## Aim of the task
Search the data below for the string "alcohólicas". Extract every line that contains it.

## Supplied information
** START **
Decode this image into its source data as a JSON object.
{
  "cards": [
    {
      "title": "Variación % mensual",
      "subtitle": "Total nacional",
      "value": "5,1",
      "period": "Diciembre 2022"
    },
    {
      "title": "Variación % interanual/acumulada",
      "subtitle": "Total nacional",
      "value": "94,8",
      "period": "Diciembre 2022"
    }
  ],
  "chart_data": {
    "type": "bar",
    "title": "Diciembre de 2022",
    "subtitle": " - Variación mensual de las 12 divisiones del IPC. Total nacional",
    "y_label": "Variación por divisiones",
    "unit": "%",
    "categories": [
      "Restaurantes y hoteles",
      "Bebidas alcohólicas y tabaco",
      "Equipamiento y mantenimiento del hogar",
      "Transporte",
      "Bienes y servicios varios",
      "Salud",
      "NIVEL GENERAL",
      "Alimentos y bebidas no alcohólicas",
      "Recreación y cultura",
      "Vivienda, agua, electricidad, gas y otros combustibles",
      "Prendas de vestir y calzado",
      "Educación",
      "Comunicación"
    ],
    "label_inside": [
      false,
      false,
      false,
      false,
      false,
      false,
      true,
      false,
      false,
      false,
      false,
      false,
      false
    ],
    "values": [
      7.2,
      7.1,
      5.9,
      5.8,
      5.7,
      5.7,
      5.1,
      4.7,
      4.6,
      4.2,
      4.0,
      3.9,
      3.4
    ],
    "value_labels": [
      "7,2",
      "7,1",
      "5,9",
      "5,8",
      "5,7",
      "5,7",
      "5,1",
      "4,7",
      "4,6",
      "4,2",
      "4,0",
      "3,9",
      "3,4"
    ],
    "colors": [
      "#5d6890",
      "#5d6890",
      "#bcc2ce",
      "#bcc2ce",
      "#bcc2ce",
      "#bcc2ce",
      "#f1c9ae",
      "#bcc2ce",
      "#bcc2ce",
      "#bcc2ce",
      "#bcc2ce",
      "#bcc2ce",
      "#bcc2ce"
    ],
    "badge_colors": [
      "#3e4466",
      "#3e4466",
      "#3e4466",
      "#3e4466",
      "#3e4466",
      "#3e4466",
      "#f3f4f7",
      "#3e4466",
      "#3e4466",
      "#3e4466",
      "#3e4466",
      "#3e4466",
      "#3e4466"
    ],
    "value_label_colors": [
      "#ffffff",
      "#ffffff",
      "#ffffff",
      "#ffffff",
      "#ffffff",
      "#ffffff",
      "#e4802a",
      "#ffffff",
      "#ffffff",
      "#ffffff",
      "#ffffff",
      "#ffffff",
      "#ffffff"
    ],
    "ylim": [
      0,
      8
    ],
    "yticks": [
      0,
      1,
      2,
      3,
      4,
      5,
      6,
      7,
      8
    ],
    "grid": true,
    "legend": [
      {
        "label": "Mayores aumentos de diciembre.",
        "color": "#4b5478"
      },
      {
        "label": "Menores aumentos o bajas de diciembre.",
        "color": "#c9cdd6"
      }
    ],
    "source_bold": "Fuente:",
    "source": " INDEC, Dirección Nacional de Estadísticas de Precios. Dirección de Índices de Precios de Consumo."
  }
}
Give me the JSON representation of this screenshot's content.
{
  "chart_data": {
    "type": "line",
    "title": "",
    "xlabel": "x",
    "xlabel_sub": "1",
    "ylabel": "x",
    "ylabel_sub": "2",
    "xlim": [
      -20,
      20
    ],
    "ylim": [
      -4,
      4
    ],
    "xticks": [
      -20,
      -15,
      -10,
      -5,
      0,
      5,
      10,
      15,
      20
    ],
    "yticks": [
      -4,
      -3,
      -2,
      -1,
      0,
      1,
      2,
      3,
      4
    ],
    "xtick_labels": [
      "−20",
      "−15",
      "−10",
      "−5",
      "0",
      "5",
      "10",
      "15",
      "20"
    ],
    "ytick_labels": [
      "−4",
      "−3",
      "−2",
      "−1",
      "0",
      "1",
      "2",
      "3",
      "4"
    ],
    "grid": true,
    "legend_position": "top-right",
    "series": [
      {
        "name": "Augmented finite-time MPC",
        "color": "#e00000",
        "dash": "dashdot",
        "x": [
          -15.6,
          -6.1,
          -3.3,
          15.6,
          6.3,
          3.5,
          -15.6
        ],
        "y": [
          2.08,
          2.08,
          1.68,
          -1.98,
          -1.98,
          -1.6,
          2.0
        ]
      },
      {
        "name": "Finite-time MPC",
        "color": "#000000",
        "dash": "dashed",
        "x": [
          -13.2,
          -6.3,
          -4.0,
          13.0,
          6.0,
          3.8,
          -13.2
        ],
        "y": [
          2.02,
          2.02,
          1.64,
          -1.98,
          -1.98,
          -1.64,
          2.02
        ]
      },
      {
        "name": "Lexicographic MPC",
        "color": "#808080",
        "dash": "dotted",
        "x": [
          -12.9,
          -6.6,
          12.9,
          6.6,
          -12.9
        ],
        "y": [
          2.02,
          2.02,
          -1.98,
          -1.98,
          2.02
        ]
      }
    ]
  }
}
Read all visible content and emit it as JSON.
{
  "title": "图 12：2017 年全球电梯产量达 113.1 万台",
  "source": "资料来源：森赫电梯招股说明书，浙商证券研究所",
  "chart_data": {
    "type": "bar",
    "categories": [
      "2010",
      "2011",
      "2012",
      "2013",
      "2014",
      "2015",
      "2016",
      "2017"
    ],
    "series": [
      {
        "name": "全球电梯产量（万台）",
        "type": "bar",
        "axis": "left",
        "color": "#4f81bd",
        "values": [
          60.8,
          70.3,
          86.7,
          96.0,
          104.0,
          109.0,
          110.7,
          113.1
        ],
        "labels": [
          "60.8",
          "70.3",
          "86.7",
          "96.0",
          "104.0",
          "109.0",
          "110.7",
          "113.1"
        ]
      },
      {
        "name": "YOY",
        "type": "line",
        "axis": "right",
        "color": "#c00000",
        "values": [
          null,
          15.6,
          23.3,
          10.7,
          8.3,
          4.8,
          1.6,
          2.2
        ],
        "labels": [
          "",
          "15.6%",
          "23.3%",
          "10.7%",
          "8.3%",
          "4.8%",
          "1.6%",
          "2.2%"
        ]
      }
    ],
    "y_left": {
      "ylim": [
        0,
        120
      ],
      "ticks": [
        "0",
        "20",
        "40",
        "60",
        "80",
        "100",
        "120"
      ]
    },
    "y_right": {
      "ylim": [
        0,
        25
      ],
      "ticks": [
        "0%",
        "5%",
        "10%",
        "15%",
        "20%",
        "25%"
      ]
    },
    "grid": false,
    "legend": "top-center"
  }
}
** END **
## Solution to this exercise
      "Bebidas alcohólicas y tabaco",
      "Alimentos y bebidas no alcohólicas",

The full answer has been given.